### TASK GOAL:
Output again, unchanged, the part of the entries that opens with the line containing "label-reg-address: 注册地址? —" and closes with the line containing "score-tick-label: 5 — [784, 85, 786, 89]", both lines included.

[A block of data]
====================

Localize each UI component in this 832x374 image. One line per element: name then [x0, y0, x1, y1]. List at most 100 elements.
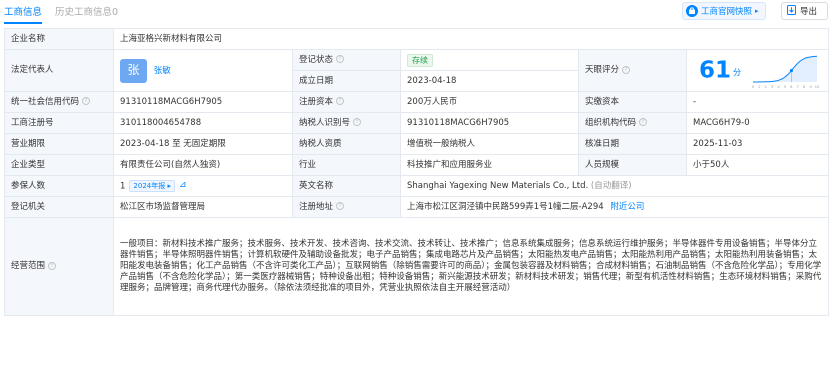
label-reg-address: 注册地址? — [292, 196, 401, 218]
score-tick-label: 4 — [777, 85, 780, 89]
approval-date: 2025-11-03 — [685, 133, 830, 155]
help-icon[interactable]: ? — [336, 55, 345, 63]
business-scope: 一般项目：新材料技术推广服务；技术服务、技术开发、技术咨询、技术交流、技术转让、… — [112, 217, 830, 316]
label-reg-number: 工商注册号 — [4, 112, 114, 134]
export-label: 导出 — [800, 7, 818, 17]
label-business-scope: 经营范围? — [4, 217, 114, 316]
score-tick-label: 5 — [784, 85, 786, 89]
label-tianyan-score-text: 天眼评分 — [585, 65, 620, 75]
score-tick-label: 10 — [814, 85, 818, 89]
table-row: 经营范围? 一般项目：新材料技术推广服务；技术服务、技术开发、技术咨询、技术交流… — [4, 217, 830, 316]
table-row: 登记机关 松江区市场监督管理局 注册地址? 上海市松江区洞泾镇中民路599弄1号… — [4, 196, 830, 218]
label-business-scope-text: 经营范围 — [11, 261, 46, 271]
business-info-table: 企业名称 上海亚格兴新材料有限公司 法定代表人 张 张敏 登记状态? 存续 天眼… — [4, 28, 830, 316]
score-tick-label: 9 — [809, 85, 811, 89]
label-company-name: 企业名称 — [4, 28, 114, 50]
label-english-name: 英文名称 — [292, 175, 401, 197]
score-tick-label: 6 — [790, 85, 792, 89]
insured-count: 1 — [120, 181, 126, 192]
legal-rep-link[interactable]: 张敏 — [154, 66, 171, 76]
label-org-code-text: 组织机构代码 — [585, 117, 637, 128]
reg-authority: 松江区市场监督管理局 — [113, 196, 293, 218]
tianyan-score-cell[interactable]: 61 分 0 1 2 3 4 5 6 7 8 9 10 — [685, 49, 830, 92]
label-credit-code-text: 统一社会信用代码 — [11, 96, 80, 107]
label-reg-status-text: 登记状态 — [299, 54, 334, 65]
taxpayer-qual: 增值税一般纳税人 — [400, 133, 579, 155]
chart-icon[interactable]: ⊿ — [179, 180, 187, 191]
score-tick-label: 0 — [752, 85, 754, 89]
company-name[interactable]: 上海亚格兴新材料有限公司 — [112, 28, 830, 50]
english-name: Shanghai Yagexing New Materials Co., Ltd… — [407, 180, 589, 191]
found-date: 2023-04-18 — [400, 70, 579, 92]
label-legal-rep: 法定代表人 — [4, 49, 114, 92]
help-icon[interactable]: ? — [336, 97, 345, 105]
reg-address-cell: 上海市松江区洞泾镇中民路599弄1号1幢二层-A294 附近公司 — [399, 196, 830, 218]
score-curve-area — [752, 55, 817, 82]
score-tick-label: 3 — [771, 85, 773, 89]
table-row: 统一社会信用代码? 91310118MACG6H7905 注册资本? 200万人… — [4, 91, 830, 113]
label-business-term: 营业期限 — [4, 133, 114, 155]
help-icon[interactable]: ? — [48, 261, 57, 270]
label-taxpayer-id: 纳税人识别号? — [292, 112, 401, 134]
help-icon[interactable]: ? — [622, 65, 631, 74]
score-tick-label: 8 — [803, 85, 805, 89]
score-tick-label: 2 — [764, 85, 766, 89]
label-insured: 参保人数 — [4, 175, 114, 197]
label-paid-capital: 实缴资本 — [578, 91, 687, 113]
reg-capital: 200万人民币 — [400, 91, 579, 113]
annual-report-badge[interactable]: 2024年报 ▸ — [129, 179, 175, 192]
label-taxpayer-qual: 纳税人资质 — [292, 133, 401, 155]
score-marker-point — [789, 68, 793, 72]
top-bar: 工商信息 历史工商信息0 工商官网快照 ▸ 导出 — [0, 0, 832, 26]
table-row: 工商注册号 310118004654788 纳税人识别号? 91310118MA… — [4, 112, 830, 134]
label-tianyan-score: 天眼评分? — [578, 49, 687, 92]
label-approval-date: 核准日期 — [578, 133, 687, 155]
score-value: 61 — [699, 57, 732, 83]
nearby-companies-link[interactable]: 附近公司 — [610, 202, 644, 212]
table-row: 企业类型 有限责任公司(自然人独资) 行业 科技推广和应用服务业 人员规模 小于… — [4, 154, 830, 176]
help-icon[interactable]: ? — [639, 118, 648, 126]
annual-report-year: 2024年报 — [133, 181, 166, 190]
bag-icon — [686, 5, 698, 17]
label-reg-authority: 登记机关 — [4, 196, 114, 218]
score-distribution-chart: 0 1 2 3 4 5 6 7 8 9 10 — [752, 55, 819, 89]
label-org-code: 组织机构代码? — [578, 112, 687, 134]
reg-status-cell: 存续 — [400, 49, 579, 71]
table-row: 法定代表人 张 张敏 登记状态? 存续 天眼评分? 61 分 012 34567 89… — [4, 49, 830, 92]
paid-capital: - — [685, 91, 830, 113]
business-term: 2023-04-18 至 无固定期限 — [113, 133, 293, 155]
score-unit: 分 — [733, 68, 742, 77]
reg-address: 上海市松江区洞泾镇中民路599弄1号1幢二层-A294 — [407, 201, 604, 212]
help-icon[interactable]: ? — [82, 97, 91, 105]
industry: 科技推广和应用服务业 — [400, 154, 579, 176]
table-row: 参保人数 1 2024年报 ▸ ⊿ 英文名称 Shanghai Yagexing N… — [4, 175, 830, 197]
label-reg-capital-text: 注册资本 — [299, 96, 334, 107]
label-reg-address-text: 注册地址 — [299, 201, 334, 212]
reg-number: 310118004654788 — [113, 112, 293, 134]
auto-translate-note: (自动翻译) — [590, 180, 632, 191]
export-icon — [787, 4, 796, 18]
legal-rep-cell: 张 张敏 — [113, 49, 293, 92]
avatar[interactable]: 张 — [120, 58, 147, 83]
table-row: 营业期限 2023-04-18 至 无固定期限 纳税人资质 增值税一般纳税人 核… — [4, 133, 830, 155]
english-name-cell: Shanghai Yagexing New Materials Co., Ltd… — [399, 175, 830, 197]
company-type: 有限责任公司(自然人独资) — [113, 154, 293, 176]
taxpayer-id: 91310118MACG6H7905 — [400, 112, 579, 134]
help-icon[interactable]: ? — [336, 202, 345, 210]
label-company-type: 企业类型 — [4, 154, 114, 176]
label-reg-status: 登记状态? — [292, 49, 401, 71]
tab-history-business-info[interactable]: 历史工商信息0 — [55, 4, 118, 18]
label-staff-size: 人员规模 — [578, 154, 687, 176]
label-industry: 行业 — [292, 154, 401, 176]
credit-code: 91310118MACG6H7905 — [113, 91, 293, 113]
help-icon[interactable]: ? — [353, 118, 362, 126]
insured-cell: 1 2024年报 ▸ ⊿ — [113, 175, 293, 197]
score-tick-label: 1 — [758, 85, 760, 89]
official-snapshot-label: 工商官网快照 — [701, 7, 753, 17]
status-badge: 存续 — [407, 53, 433, 67]
export-button[interactable]: 导出 — [781, 2, 828, 20]
tab-business-info[interactable]: 工商信息 — [4, 4, 43, 24]
official-snapshot-button[interactable]: 工商官网快照 ▸ — [682, 2, 766, 20]
staff-size: 小于50人 — [685, 154, 830, 176]
label-reg-capital: 注册资本? — [292, 91, 401, 113]
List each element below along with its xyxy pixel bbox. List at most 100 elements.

====================

### ANSWER TO THE EXERCISE:
label-reg-address: 注册地址? — [292, 196, 401, 218]
score-tick-label: 4 — [777, 85, 780, 89]
approval-date: 2025-11-03 — [685, 133, 830, 155]
help-icon[interactable]: ? — [336, 55, 345, 63]
business-scope: 一般项目：新材料技术推广服务；技术服务、技术开发、技术咨询、技术交流、技术转让、… — [112, 217, 830, 316]
label-reg-number: 工商注册号 — [4, 112, 114, 134]
export-label: 导出 — [800, 7, 818, 17]
label-business-scope: 经营范围? — [4, 217, 114, 316]
score-tick-label: 5 — [784, 85, 786, 89]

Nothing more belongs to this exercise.